- **DIRECTION**: The entries below contain pictures. Retype everything except those pictures, exactly as given.

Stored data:
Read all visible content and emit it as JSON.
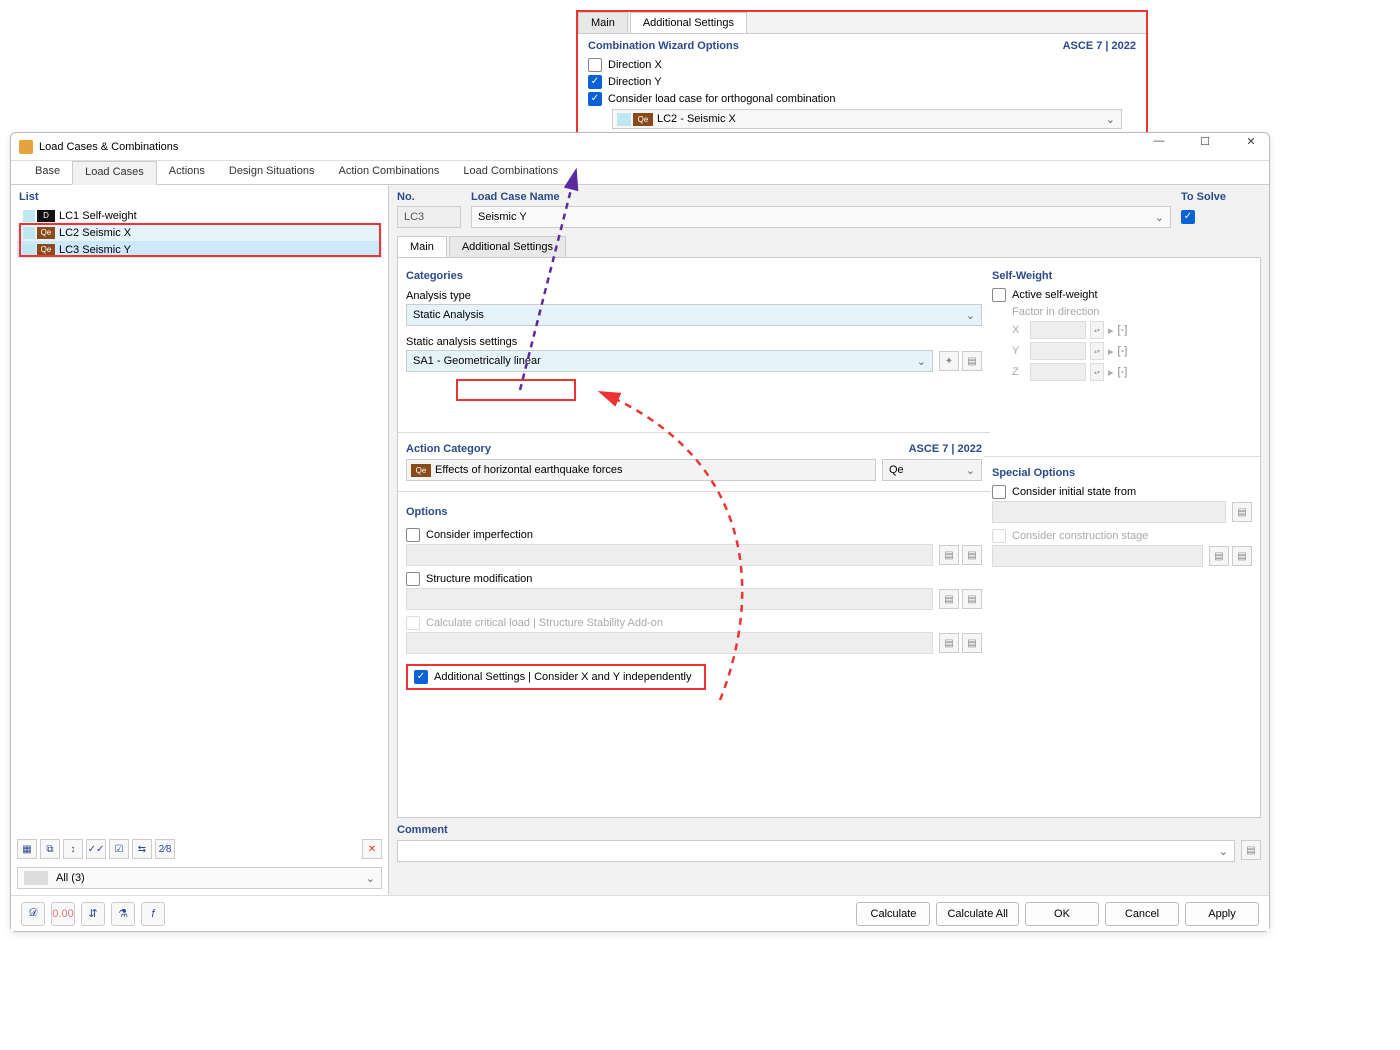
{
  "window_title": "Load Cases & Combinations",
  "popup": {
    "tab_main": "Main",
    "tab_add": "Additional Settings",
    "head": "Combination Wizard Options",
    "standard": "ASCE 7 | 2022",
    "chk_dirx": "Direction X",
    "chk_diry": "Direction Y",
    "chk_ortho": "Consider load case for orthogonal combination",
    "ortho_badge": "Qe",
    "ortho_sel": "LC2 - Seismic X"
  },
  "tabs": [
    "Base",
    "Load Cases",
    "Actions",
    "Design Situations",
    "Action Combinations",
    "Load Combinations"
  ],
  "active_tab_index": 1,
  "list": {
    "title": "List",
    "items": [
      {
        "badge": "D",
        "badge_bg": "#111",
        "label": "LC1  Self-weight"
      },
      {
        "badge": "Qe",
        "badge_bg": "#8a4a1a",
        "label": "LC2  Seismic X"
      },
      {
        "badge": "Qe",
        "badge_bg": "#8a4a1a",
        "label": "LC3  Seismic Y"
      }
    ],
    "filter": "All (3)"
  },
  "form": {
    "no_label": "No.",
    "no_value": "LC3",
    "name_label": "Load Case Name",
    "name_value": "Seismic Y",
    "solve_label": "To Solve"
  },
  "sub_tabs": {
    "main": "Main",
    "add": "Additional Settings"
  },
  "categories_title": "Categories",
  "analysis_type_label": "Analysis type",
  "analysis_type_value": "Static Analysis",
  "static_settings_label": "Static analysis settings",
  "static_settings_value": "SA1 - Geometrically linear",
  "ac_head": "Action Category",
  "ac_standard": "ASCE 7 | 2022",
  "ac_badge": "Qe",
  "ac_text": "Effects of horizontal earthquake forces",
  "ac_code": "Qe",
  "options_title": "Options",
  "opt_imperfection": "Consider imperfection",
  "opt_structmod": "Structure modification",
  "opt_critical": "Calculate critical load | Structure Stability Add-on",
  "opt_addset": "Additional Settings | Consider X and Y independently",
  "sw_title": "Self-Weight",
  "sw_active": "Active self-weight",
  "sw_factor": "Factor in direction",
  "sw_x": "X",
  "sw_y": "Y",
  "sw_z": "Z",
  "sw_unit": "[-]",
  "so_title": "Special Options",
  "so_initial": "Consider initial state from",
  "so_stage": "Consider construction stage",
  "comment_title": "Comment",
  "buttons": {
    "calculate": "Calculate",
    "calculate_all": "Calculate All",
    "ok": "OK",
    "cancel": "Cancel",
    "apply": "Apply"
  }
}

- **TASK SOLUTION**:
Read all visible content and emit it as JSON.
{
  "window_title": "Load Cases & Combinations",
  "popup": {
    "tab_main": "Main",
    "tab_add": "Additional Settings",
    "head": "Combination Wizard Options",
    "standard": "ASCE 7 | 2022",
    "chk_dirx": "Direction X",
    "chk_diry": "Direction Y",
    "chk_ortho": "Consider load case for orthogonal combination",
    "ortho_badge": "Qe",
    "ortho_sel": "LC2 - Seismic X"
  },
  "tabs": [
    "Base",
    "Load Cases",
    "Actions",
    "Design Situations",
    "Action Combinations",
    "Load Combinations"
  ],
  "active_tab_index": 1,
  "list": {
    "title": "List",
    "items": [
      {
        "badge": "D",
        "badge_bg": "#111",
        "label": "LC1  Self-weight"
      },
      {
        "badge": "Qe",
        "badge_bg": "#8a4a1a",
        "label": "LC2  Seismic X"
      },
      {
        "badge": "Qe",
        "badge_bg": "#8a4a1a",
        "label": "LC3  Seismic Y"
      }
    ],
    "filter": "All (3)"
  },
  "form": {
    "no_label": "No.",
    "no_value": "LC3",
    "name_label": "Load Case Name",
    "name_value": "Seismic Y",
    "solve_label": "To Solve"
  },
  "sub_tabs": {
    "main": "Main",
    "add": "Additional Settings"
  },
  "categories_title": "Categories",
  "analysis_type_label": "Analysis type",
  "analysis_type_value": "Static Analysis",
  "static_settings_label": "Static analysis settings",
  "static_settings_value": "SA1 - Geometrically linear",
  "ac_head": "Action Category",
  "ac_standard": "ASCE 7 | 2022",
  "ac_badge": "Qe",
  "ac_text": "Effects of horizontal earthquake forces",
  "ac_code": "Qe",
  "options_title": "Options",
  "opt_imperfection": "Consider imperfection",
  "opt_structmod": "Structure modification",
  "opt_critical": "Calculate critical load | Structure Stability Add-on",
  "opt_addset": "Additional Settings | Consider X and Y independently",
  "sw_title": "Self-Weight",
  "sw_active": "Active self-weight",
  "sw_factor": "Factor in direction",
  "sw_x": "X",
  "sw_y": "Y",
  "sw_z": "Z",
  "sw_unit": "[-]",
  "so_title": "Special Options",
  "so_initial": "Consider initial state from",
  "so_stage": "Consider construction stage",
  "comment_title": "Comment",
  "buttons": {
    "calculate": "Calculate",
    "calculate_all": "Calculate All",
    "ok": "OK",
    "cancel": "Cancel",
    "apply": "Apply"
  }
}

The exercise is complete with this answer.